▸ **OBJECTIVE**: Each line of the listing that contains the word "sudatest" is to be copied.

··· DATA FOR THIS EXERCISE ···

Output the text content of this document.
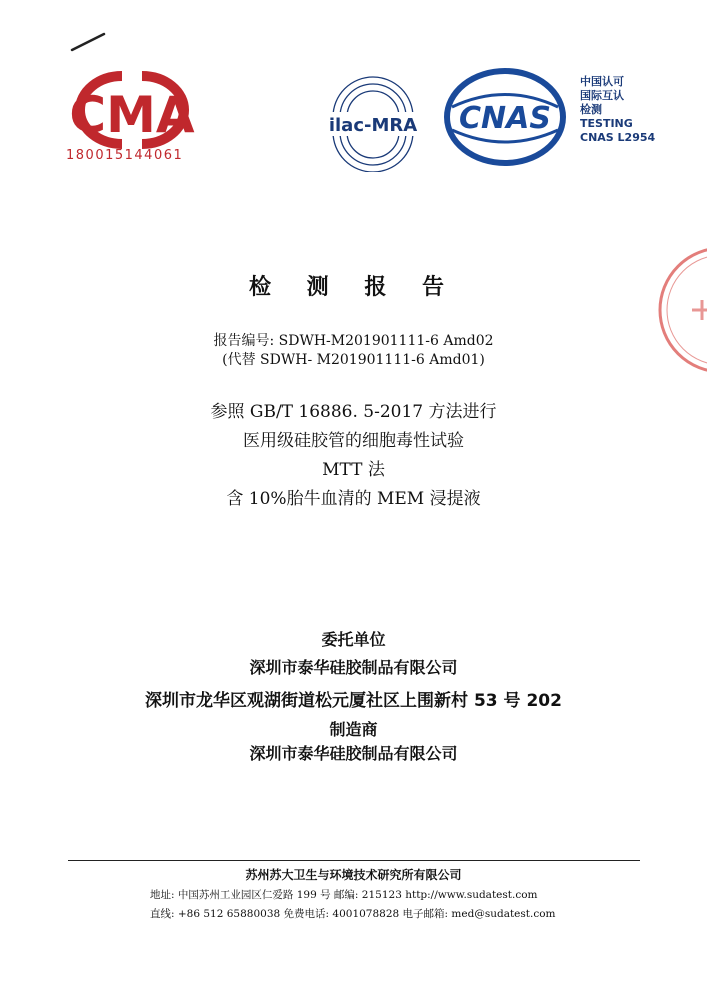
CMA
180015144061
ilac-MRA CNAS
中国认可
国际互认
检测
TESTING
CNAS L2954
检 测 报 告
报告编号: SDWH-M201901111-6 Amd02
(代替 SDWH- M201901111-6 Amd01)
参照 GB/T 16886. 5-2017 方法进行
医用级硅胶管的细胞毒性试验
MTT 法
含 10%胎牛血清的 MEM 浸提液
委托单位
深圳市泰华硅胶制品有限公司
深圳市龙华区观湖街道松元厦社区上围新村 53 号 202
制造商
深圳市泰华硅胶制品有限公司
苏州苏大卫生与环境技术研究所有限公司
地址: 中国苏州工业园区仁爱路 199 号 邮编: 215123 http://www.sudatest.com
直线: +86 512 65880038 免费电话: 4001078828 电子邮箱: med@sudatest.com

···

▸ **SOLUTION FOR THIS PROBLEM**:
地址: 中国苏州工业园区仁爱路 199 号 邮编: 215123 http://www.sudatest.com
直线: +86 512 65880038 免费电话: 4001078828 电子邮箱: med@sudatest.com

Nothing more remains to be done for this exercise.